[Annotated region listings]
============================================================

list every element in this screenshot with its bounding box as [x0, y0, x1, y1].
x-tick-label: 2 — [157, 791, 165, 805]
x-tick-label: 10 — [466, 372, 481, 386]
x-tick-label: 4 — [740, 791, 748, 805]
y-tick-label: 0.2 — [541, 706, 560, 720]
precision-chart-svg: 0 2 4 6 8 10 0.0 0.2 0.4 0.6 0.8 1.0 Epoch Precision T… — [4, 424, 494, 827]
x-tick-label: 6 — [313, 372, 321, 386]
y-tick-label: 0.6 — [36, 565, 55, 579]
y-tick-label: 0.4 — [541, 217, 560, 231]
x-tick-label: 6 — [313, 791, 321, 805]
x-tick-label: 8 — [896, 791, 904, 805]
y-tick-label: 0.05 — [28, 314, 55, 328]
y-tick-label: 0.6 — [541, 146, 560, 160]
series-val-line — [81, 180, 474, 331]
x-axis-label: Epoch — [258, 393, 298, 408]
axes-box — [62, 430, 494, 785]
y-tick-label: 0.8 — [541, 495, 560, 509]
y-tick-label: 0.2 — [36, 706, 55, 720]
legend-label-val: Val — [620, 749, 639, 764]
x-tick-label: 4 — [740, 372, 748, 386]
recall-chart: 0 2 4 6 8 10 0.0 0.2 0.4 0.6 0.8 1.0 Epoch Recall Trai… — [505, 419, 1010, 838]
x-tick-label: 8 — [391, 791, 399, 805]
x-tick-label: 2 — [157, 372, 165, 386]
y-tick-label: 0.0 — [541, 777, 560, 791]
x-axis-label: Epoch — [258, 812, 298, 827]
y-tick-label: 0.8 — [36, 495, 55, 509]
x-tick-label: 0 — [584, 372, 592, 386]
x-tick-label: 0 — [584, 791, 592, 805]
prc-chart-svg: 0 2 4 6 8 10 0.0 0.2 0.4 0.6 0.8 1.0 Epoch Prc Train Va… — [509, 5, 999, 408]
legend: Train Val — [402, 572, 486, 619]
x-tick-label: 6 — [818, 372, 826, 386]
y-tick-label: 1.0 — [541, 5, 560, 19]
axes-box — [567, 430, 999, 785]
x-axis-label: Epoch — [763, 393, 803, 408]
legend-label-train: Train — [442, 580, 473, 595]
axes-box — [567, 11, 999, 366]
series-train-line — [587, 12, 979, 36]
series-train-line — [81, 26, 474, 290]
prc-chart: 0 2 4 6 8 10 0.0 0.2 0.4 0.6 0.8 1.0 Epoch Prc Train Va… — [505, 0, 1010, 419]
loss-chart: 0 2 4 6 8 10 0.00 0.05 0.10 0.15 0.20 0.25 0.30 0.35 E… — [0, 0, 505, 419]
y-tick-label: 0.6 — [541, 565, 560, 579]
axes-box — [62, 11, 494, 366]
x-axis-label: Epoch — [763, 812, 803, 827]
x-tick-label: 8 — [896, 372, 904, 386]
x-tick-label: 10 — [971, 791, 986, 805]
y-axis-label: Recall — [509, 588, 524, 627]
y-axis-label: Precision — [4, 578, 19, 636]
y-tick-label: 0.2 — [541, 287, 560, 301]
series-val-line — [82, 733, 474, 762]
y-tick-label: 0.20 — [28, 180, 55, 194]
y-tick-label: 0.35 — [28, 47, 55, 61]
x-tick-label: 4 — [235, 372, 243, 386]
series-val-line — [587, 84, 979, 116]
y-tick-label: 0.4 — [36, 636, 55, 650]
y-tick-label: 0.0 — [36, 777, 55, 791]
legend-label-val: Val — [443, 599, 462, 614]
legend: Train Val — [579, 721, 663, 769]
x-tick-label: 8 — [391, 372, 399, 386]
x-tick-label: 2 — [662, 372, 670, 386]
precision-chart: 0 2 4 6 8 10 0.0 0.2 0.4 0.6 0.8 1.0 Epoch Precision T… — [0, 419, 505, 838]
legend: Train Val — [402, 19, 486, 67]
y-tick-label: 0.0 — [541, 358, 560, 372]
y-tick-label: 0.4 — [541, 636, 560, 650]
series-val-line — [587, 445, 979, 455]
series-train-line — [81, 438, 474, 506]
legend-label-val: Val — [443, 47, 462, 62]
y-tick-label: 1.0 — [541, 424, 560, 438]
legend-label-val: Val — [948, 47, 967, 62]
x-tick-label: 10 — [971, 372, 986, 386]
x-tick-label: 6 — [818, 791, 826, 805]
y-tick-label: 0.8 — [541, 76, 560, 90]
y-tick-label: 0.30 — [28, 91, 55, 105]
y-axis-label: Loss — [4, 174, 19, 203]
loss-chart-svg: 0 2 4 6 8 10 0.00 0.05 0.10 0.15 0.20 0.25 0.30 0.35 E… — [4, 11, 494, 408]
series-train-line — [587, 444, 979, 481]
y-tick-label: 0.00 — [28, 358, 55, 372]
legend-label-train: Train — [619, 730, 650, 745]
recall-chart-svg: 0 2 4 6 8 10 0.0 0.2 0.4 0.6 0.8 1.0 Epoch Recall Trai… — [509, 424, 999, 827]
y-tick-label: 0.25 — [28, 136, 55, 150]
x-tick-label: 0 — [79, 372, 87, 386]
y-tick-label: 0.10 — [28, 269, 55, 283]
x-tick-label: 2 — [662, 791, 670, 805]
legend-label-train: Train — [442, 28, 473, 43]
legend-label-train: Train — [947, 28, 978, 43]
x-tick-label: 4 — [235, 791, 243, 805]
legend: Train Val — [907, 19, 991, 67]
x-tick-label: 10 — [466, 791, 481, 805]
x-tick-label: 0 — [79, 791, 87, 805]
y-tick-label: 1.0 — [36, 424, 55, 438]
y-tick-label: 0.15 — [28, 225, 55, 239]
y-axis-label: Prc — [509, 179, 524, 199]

============================================================

▶ **WHAT TO WORK ON**: Reproduce every line of the entries above verbatim.

▶ **OUTPUT FOR THIS TASK**:
list every element in this screenshot with its bounding box as [x0, y0, x1, y1].
x-tick-label: 2 — [157, 791, 165, 805]
x-tick-label: 10 — [466, 372, 481, 386]
x-tick-label: 4 — [740, 791, 748, 805]
y-tick-label: 0.2 — [541, 706, 560, 720]
precision-chart-svg: 0 2 4 6 8 10 0.0 0.2 0.4 0.6 0.8 1.0 Epoch Precision T… — [4, 424, 494, 827]
x-tick-label: 6 — [313, 372, 321, 386]
y-tick-label: 0.6 — [36, 565, 55, 579]
y-tick-label: 0.4 — [541, 217, 560, 231]
x-tick-label: 6 — [313, 791, 321, 805]
x-tick-label: 8 — [896, 791, 904, 805]
y-tick-label: 0.05 — [28, 314, 55, 328]
y-tick-label: 0.6 — [541, 146, 560, 160]
series-val-line — [81, 180, 474, 331]
x-axis-label: Epoch — [258, 393, 298, 408]
axes-box — [62, 430, 494, 785]
y-tick-label: 0.8 — [541, 495, 560, 509]
y-tick-label: 0.2 — [36, 706, 55, 720]
legend-label-val: Val — [620, 749, 639, 764]
x-tick-label: 4 — [740, 372, 748, 386]
recall-chart: 0 2 4 6 8 10 0.0 0.2 0.4 0.6 0.8 1.0 Epoch Recall Trai… — [505, 419, 1010, 838]
x-tick-label: 8 — [391, 791, 399, 805]
x-tick-label: 2 — [157, 372, 165, 386]
y-tick-label: 0.0 — [541, 777, 560, 791]
x-axis-label: Epoch — [258, 812, 298, 827]
y-tick-label: 0.8 — [36, 495, 55, 509]
x-tick-label: 0 — [584, 372, 592, 386]
x-tick-label: 0 — [584, 791, 592, 805]
prc-chart-svg: 0 2 4 6 8 10 0.0 0.2 0.4 0.6 0.8 1.0 Epoch Prc Train Va… — [509, 5, 999, 408]
legend: Train Val — [402, 572, 486, 619]
x-tick-label: 6 — [818, 372, 826, 386]
y-tick-label: 1.0 — [541, 5, 560, 19]
axes-box — [567, 430, 999, 785]
x-axis-label: Epoch — [763, 393, 803, 408]
legend-label-train: Train — [442, 580, 473, 595]
axes-box — [567, 11, 999, 366]
series-train-line — [587, 12, 979, 36]
series-train-line — [81, 26, 474, 290]
prc-chart: 0 2 4 6 8 10 0.0 0.2 0.4 0.6 0.8 1.0 Epoch Prc Train Va… — [505, 0, 1010, 419]
loss-chart: 0 2 4 6 8 10 0.00 0.05 0.10 0.15 0.20 0.25 0.30 0.35 E… — [0, 0, 505, 419]
y-tick-label: 0.6 — [541, 565, 560, 579]
axes-box — [62, 11, 494, 366]
x-axis-label: Epoch — [763, 812, 803, 827]
x-tick-label: 8 — [896, 372, 904, 386]
x-tick-label: 10 — [971, 791, 986, 805]
y-axis-label: Recall — [509, 588, 524, 627]
y-axis-label: Precision — [4, 578, 19, 636]
y-tick-label: 0.2 — [541, 287, 560, 301]
series-val-line — [82, 733, 474, 762]
y-tick-label: 0.20 — [28, 180, 55, 194]
y-tick-label: 0.35 — [28, 47, 55, 61]
x-tick-label: 4 — [235, 372, 243, 386]
series-val-line — [587, 84, 979, 116]
y-tick-label: 0.4 — [36, 636, 55, 650]
y-tick-label: 0.0 — [36, 777, 55, 791]
legend-label-val: Val — [443, 599, 462, 614]
legend: Train Val — [579, 721, 663, 769]
x-tick-label: 8 — [391, 372, 399, 386]
x-tick-label: 2 — [662, 372, 670, 386]
precision-chart: 0 2 4 6 8 10 0.0 0.2 0.4 0.6 0.8 1.0 Epoch Precision T… — [0, 419, 505, 838]
legend: Train Val — [402, 19, 486, 67]
y-tick-label: 0.0 — [541, 358, 560, 372]
y-tick-label: 0.4 — [541, 636, 560, 650]
series-val-line — [587, 445, 979, 455]
series-train-line — [81, 438, 474, 506]
legend-label-val: Val — [443, 47, 462, 62]
y-tick-label: 1.0 — [541, 424, 560, 438]
legend-label-val: Val — [948, 47, 967, 62]
x-tick-label: 10 — [971, 372, 986, 386]
x-tick-label: 6 — [818, 791, 826, 805]
y-tick-label: 0.8 — [541, 76, 560, 90]
y-tick-label: 0.30 — [28, 91, 55, 105]
y-axis-label: Loss — [4, 174, 19, 203]
loss-chart-svg: 0 2 4 6 8 10 0.00 0.05 0.10 0.15 0.20 0.25 0.30 0.35 E… — [4, 11, 494, 408]
series-train-line — [587, 444, 979, 481]
y-tick-label: 0.00 — [28, 358, 55, 372]
legend-label-train: Train — [619, 730, 650, 745]
recall-chart-svg: 0 2 4 6 8 10 0.0 0.2 0.4 0.6 0.8 1.0 Epoch Recall Trai… — [509, 424, 999, 827]
y-tick-label: 0.25 — [28, 136, 55, 150]
x-tick-label: 0 — [79, 372, 87, 386]
y-tick-label: 0.10 — [28, 269, 55, 283]
x-tick-label: 2 — [662, 791, 670, 805]
legend-label-train: Train — [442, 28, 473, 43]
legend-label-train: Train — [947, 28, 978, 43]
x-tick-label: 4 — [235, 791, 243, 805]
legend: Train Val — [907, 19, 991, 67]
x-tick-label: 10 — [466, 791, 481, 805]
x-tick-label: 0 — [79, 791, 87, 805]
y-tick-label: 1.0 — [36, 424, 55, 438]
y-tick-label: 0.15 — [28, 225, 55, 239]
y-axis-label: Prc — [509, 179, 524, 199]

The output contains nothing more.